_JOB 1_
According to the Delbert Tibbs biography, at what age did Tibbs move with his family to Chicago?
_JOB 2_
Count the lines in the entries that contain the string "note", and reply with the number only.

_SOURCE EXTRACT_
- Delbert Tibbs in 2011 — Viewminder's Man of the Year
- Born: June 19, 1939 Shelby, Mississippi, U.S.
- Died: November 23, 2013 (aged 74) Chicago, Illinois, U.S.
- Education: Chicago Theological Seminary
- Occupations: Writer; anti-death penalty activist;
- Known for: Accused of rape and murder
- Criminal status: Exonerated
- Criminal penalty: Death

= Delbert Tibbs =

American poet (1939–2013)

Delbert Lee Tibbs (June 19, 1939 – November 23, 2013) was an American man who was wrongfully convicted of murder and rape in 1974 in Florida and sentenced to death. Later exonerated, Tibbs became a writer and anti-death penalty activist.

==Early life==
Tibbs was born June 19, 1939, in Shelby, Mississippi; he moved with his family to Chicago at age 12, as part of the Great Migration from the South to the North. He attended the Chicago Theological Seminary from 1970 to 1972.

==Incident==
In 1974, 27-year-old Terry Milroy and 17-year-old Cynthia Nadeau were violently attacked near Fort Myers, Florida. Milroy was murdered and Nadeau was raped. She reported that they had been picked up while hitchhiking by a black man who fatally shot her boyfriend, and then beat and raped her, leaving her unconscious by the side of the road. That night, Nadeau gave the police a detailed description of the assailant and his truck.

_INPUT DATA_
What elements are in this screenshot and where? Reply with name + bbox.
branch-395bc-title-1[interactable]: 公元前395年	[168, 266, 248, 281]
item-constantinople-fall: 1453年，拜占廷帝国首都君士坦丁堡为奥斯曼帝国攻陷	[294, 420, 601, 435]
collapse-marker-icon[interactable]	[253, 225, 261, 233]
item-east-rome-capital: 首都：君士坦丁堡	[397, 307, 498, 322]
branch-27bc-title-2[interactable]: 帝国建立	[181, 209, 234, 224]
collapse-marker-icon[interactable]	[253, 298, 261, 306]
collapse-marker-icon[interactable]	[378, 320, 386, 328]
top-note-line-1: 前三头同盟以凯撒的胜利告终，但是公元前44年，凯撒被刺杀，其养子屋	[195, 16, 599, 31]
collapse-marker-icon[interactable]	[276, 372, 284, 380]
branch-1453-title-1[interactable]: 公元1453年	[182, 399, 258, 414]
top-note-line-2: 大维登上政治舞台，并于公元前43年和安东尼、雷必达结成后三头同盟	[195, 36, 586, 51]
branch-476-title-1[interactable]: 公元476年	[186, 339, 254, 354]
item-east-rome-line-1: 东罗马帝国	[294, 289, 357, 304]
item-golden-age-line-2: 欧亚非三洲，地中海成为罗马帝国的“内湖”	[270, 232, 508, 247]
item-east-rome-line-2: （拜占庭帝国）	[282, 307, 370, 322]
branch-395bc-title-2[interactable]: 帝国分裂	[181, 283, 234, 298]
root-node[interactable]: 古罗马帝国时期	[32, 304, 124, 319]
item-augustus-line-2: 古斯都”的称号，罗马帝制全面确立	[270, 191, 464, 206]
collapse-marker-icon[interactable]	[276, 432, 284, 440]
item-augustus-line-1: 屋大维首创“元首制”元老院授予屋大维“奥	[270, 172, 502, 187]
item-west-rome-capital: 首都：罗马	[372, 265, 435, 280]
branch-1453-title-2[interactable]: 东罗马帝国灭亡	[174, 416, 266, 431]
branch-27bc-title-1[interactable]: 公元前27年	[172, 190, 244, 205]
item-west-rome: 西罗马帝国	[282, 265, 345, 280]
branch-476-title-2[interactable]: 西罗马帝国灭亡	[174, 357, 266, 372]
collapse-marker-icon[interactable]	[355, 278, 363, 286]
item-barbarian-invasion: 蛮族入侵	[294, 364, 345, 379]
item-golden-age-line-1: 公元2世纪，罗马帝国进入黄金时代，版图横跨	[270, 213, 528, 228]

_CORRECT RESPONSE 1_
He moved to Chicago at age 12.

_CORRECT RESPONSE 2_
2